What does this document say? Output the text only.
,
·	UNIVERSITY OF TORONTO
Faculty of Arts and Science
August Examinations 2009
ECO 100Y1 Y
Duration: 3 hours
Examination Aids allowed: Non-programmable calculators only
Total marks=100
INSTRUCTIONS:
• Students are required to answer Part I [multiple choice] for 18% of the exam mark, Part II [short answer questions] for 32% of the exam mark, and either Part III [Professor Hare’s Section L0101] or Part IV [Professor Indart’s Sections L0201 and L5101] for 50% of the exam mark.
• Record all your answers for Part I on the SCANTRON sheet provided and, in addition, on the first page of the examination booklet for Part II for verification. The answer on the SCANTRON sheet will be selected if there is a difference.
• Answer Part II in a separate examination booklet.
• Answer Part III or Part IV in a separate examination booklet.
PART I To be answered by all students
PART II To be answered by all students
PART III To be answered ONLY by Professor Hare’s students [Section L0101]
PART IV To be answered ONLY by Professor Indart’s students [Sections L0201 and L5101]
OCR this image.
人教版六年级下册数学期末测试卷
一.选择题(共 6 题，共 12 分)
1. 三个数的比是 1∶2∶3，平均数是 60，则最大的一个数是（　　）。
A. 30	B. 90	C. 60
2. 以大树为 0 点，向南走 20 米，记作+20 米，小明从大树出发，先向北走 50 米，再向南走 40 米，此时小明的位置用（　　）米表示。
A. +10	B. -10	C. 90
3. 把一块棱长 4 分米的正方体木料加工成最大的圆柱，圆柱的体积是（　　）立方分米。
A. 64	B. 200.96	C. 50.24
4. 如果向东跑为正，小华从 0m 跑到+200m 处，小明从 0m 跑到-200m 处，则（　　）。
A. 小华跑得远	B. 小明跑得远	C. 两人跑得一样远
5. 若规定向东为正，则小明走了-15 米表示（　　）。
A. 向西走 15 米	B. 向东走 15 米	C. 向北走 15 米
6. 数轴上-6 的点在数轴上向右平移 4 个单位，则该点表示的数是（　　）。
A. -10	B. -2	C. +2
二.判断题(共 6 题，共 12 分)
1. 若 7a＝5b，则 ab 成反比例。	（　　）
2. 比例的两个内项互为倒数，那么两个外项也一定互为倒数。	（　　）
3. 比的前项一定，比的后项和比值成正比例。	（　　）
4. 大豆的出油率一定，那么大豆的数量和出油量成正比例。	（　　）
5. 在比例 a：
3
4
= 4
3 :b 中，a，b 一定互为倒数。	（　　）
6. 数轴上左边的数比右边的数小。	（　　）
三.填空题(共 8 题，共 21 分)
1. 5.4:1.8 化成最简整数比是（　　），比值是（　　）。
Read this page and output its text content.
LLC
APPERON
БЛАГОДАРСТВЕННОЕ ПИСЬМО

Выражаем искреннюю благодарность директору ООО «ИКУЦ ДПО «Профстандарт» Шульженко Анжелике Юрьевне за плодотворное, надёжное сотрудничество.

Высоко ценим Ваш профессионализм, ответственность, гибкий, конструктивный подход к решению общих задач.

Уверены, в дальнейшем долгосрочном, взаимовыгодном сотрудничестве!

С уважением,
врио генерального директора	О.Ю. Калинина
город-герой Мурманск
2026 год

### What you need to do
Gather each line in these records that contains the string "Sections".

### Task output
• Students are required to answer Part I [multiple choice] for 18% of the exam mark, Part II [short answer questions] for 32% of the exam mark, and either Part III [Professor Hare’s Section L0101] or Part IV [Professor Indart’s Sections L0201 and L5101] for 50% of the exam mark.
PART IV To be answered ONLY by Professor Indart’s students [Sections L0201 and L5101]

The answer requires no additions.